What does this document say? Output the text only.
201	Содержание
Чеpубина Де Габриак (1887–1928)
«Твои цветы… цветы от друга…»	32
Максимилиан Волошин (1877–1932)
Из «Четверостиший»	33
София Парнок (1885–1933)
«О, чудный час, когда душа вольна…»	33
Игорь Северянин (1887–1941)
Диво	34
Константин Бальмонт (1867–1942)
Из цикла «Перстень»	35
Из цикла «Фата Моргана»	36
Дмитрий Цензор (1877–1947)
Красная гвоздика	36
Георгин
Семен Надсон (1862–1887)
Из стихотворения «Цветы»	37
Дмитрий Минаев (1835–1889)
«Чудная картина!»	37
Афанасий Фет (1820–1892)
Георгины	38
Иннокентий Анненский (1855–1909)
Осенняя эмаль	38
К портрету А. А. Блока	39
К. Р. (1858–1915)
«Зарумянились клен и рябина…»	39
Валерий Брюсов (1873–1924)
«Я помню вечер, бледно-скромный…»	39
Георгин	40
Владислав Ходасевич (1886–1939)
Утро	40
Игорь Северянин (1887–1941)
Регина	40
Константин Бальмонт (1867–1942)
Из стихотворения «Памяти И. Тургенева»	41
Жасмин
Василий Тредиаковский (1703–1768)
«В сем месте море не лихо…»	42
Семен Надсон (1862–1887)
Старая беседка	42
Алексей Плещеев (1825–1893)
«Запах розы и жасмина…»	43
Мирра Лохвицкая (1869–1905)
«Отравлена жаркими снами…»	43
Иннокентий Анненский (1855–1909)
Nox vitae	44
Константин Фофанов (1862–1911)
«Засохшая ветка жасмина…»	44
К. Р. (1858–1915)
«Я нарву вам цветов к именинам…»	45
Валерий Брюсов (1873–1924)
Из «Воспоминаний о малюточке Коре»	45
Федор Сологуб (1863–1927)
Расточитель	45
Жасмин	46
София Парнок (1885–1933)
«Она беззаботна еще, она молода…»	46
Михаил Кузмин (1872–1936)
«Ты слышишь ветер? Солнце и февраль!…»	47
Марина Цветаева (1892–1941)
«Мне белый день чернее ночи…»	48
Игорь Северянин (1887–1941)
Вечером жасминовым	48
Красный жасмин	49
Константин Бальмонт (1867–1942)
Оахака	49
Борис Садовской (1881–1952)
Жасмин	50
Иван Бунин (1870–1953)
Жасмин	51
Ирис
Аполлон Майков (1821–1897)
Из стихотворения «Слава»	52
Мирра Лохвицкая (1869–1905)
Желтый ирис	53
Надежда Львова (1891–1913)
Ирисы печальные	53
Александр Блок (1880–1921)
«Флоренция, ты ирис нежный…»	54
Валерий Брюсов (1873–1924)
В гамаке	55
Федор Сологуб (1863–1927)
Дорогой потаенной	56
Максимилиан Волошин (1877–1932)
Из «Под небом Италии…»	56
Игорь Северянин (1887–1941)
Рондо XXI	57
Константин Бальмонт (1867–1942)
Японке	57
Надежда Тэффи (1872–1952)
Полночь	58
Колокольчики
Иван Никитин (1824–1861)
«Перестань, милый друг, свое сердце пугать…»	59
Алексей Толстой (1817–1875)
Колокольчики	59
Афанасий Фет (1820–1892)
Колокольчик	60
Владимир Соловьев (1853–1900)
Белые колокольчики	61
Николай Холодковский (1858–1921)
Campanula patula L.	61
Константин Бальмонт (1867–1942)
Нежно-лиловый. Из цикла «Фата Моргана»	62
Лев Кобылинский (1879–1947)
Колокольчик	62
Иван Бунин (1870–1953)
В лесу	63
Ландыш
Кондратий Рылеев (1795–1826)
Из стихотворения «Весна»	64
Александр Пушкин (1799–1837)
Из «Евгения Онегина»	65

* **DIRECTIONS**
Give only the number of lines in the entries above that hold the string "Фата".

* **WRITTEN RESPONSE**
2